Passage provided:
— START —

Friday, December 22, 2006

Countdown

One day to go.

One day to go.

One day to go.

Thursday, December 14, 2006

Cojo

Friends, family and colleagues have recently been subjected to a plethora of tales concerning the antics of our neighbours' new, wee kitten - Coco.

Coco is a sweet cat. She is furry and warm. And oh so cute.

But sadly, it has recently become apparent that due to a freak surgical accident during her birth, Coco's soul has been swapped with that of a rabid wilderbeast.

She tactically locates and hunts down everything. Dragonflies. Bindi. Ferns.

I exaggerate not. This is one mad cat. Totally truckin' nutty crackers. And so, in a civil-minded mood, I have published this post, together with a photo of the wanted beast, as public notice to all unsuspecting people... pets... plants... random inanimate objects.

Be alert but not alarmed.


The Coco
cocoralis bananus
(pictured in its native habitat - Bindi's papasan chair)

The Tree

BTW, this is my Christmas tree - 7'3" of unadulterated festive goodness.

Wicked.

— END —

Data provided:

— START —

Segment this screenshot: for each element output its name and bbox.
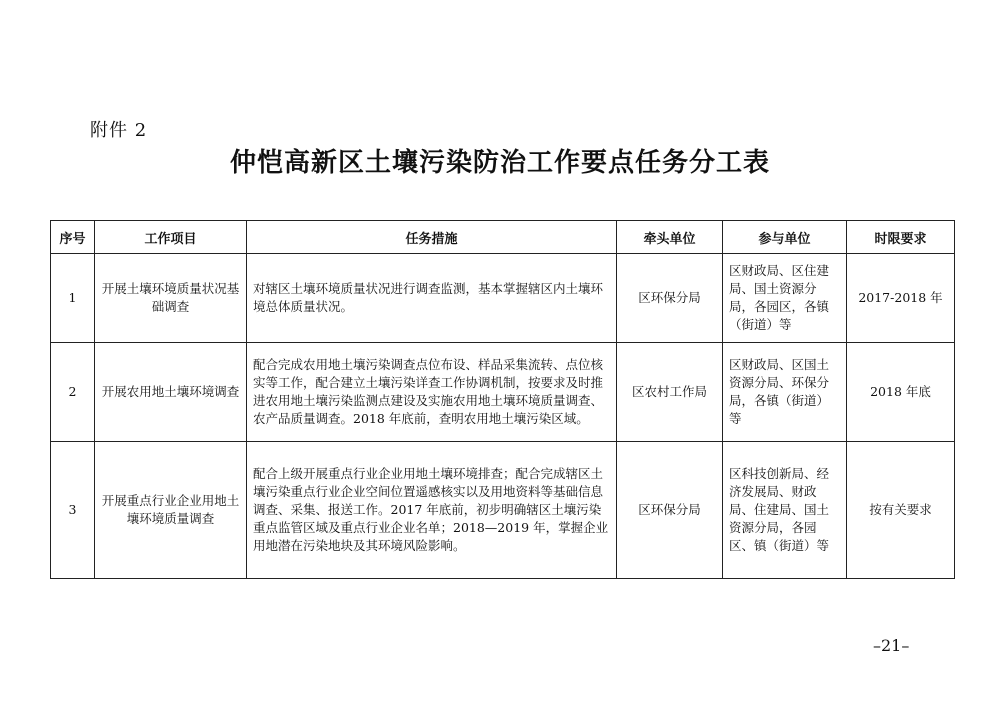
row-number: 2	[51, 343, 95, 442]
work-project: 开展土壤环境质量状况基础调查	[95, 254, 247, 343]
task-measures: 对辖区土壤环境质量状况进行调查监测，基本掌握辖区内土壤环境总体质量状况。	[247, 254, 617, 343]
work-project: 开展重点行业企业用地土壤环境质量调查	[95, 442, 247, 579]
participant-units: 区财政局、区住建局、国土资源分局，各园区，各镇（街道）等	[723, 254, 847, 343]
table-row	[51, 254, 955, 343]
header-deadline: 时限要求	[847, 221, 955, 254]
page-number: –21–	[873, 636, 910, 655]
task-measures: 配合完成农用地土壤污染调查点位布设、样品采集流转、点位核实等工作，配合建立土壤污染详查工作协调机制，按要求及时推进农用地土壤污染监测点建设及实施农用地土壤环境质量调查、农产品质量调查。2018 年底前，查明农用地土壤污染区域。	[247, 343, 617, 442]
header-no: 序号	[51, 221, 95, 254]
lead-unit: 区农村工作局	[617, 343, 723, 442]
row-number: 3	[51, 442, 95, 579]
lead-unit: 区环保分局	[617, 442, 723, 579]
header-participant-units: 参与单位	[723, 221, 847, 254]
header-measures: 任务措施	[247, 221, 617, 254]
deadline: 2017-2018 年	[847, 254, 955, 343]
deadline: 按有关要求	[847, 442, 955, 579]
task-measures: 配合上级开展重点行业企业用地土壤环境排查；配合完成辖区土壤污染重点行业企业空间位置遥感核实以及用地资料等基础信息调查、采集、报送工作。2017 年底前，初步明确辖区土壤污染重点监管区域及重点行业企业名单；2018—2019 年，掌握企业用地潜在污染地块及其环境风险影响。	[247, 442, 617, 579]
table-row	[51, 442, 955, 579]
attachment-label: 附件 2	[90, 120, 148, 141]
lead-unit: 区环保分局	[617, 254, 723, 343]
table-header-row	[51, 221, 955, 254]
header-lead-unit: 牵头单位	[617, 221, 723, 254]
participant-units: 区科技创新局、经济发展局、财政局、住建局、国土资源分局，各园区、镇（街道）等	[723, 442, 847, 579]
header-project: 工作项目	[95, 221, 247, 254]
participant-units: 区财政局、区国土资源分局、环保分局，各镇（街道）等	[723, 343, 847, 442]
work-project: 开展农用地土壤环境调查	[95, 343, 247, 442]
task-table	[50, 220, 955, 579]
deadline: 2018 年底	[847, 343, 955, 442]
row-number: 1	[51, 254, 95, 343]
document-title: 仲恺高新区土壤污染防治工作要点任务分工表	[229, 148, 770, 178]
table-row	[51, 343, 955, 442]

— END —

Written tasks:
- a) List every line of the records that contains the string "units".
- b) Write what comes next in the blog post about the kitten Coco and the Christmas tree, starting after its last line.

Answers for the tasks:
- a)
participant-units: 区财政局、区住建局、国土资源分局，各园区，各镇（街道）等	[723, 254, 847, 343]
header-participant-units: 参与单位	[723, 221, 847, 254]
participant-units: 区科技创新局、经济发展局、财政局、住建局、国土资源分局，各园区、镇（街道）等	[723, 442, 847, 579]
participant-units: 区财政局、区国土资源分局、环保分局，各镇（街道）等	[723, 343, 847, 442]

- b)
Christmas 101

I fully love Christmas. Like heaps. I've experienced quite a few and have come to develop reasonably strong feelings about most aspects of the silly season.

Here is an initial short, punchy list of strong, clear views:
  • I actually hate the phrase 'silly season'.
  • And I say no to people who write 'xmas'. (Just how lazy are you?)
  • You can never have too many fairy lights.
  • Or too much tinsel - though it should be tastefully colour-matched.
  • Presents are exciting but scary; and far more fun to give than to get. (Due to that scariness factor referred to earlier).

More mindless Christmas banter to follow shortly. 'Til then, stay chipper and good.... 'cause he's waaaatchiiiiiing!

Sunday, December 10, 2006

2 Much Booty (In Da Pants)

So maybe I AM the only dag in this country who is regularly tuning into 'So You Think You Can Dance", but dang(!), check out these moves right here.

They are so hot. Maan, you don't even know.

You don't even know, maaaan!

You don't even KNOW!!!

Wednesday, December 06, 2006

Just One More Happy Camper

Five minutes ago I was one narky little chicken. But not now. Oh no. Five minutes ago I wanted stark revenge and painful retribution. But all that rage has since magically vanished.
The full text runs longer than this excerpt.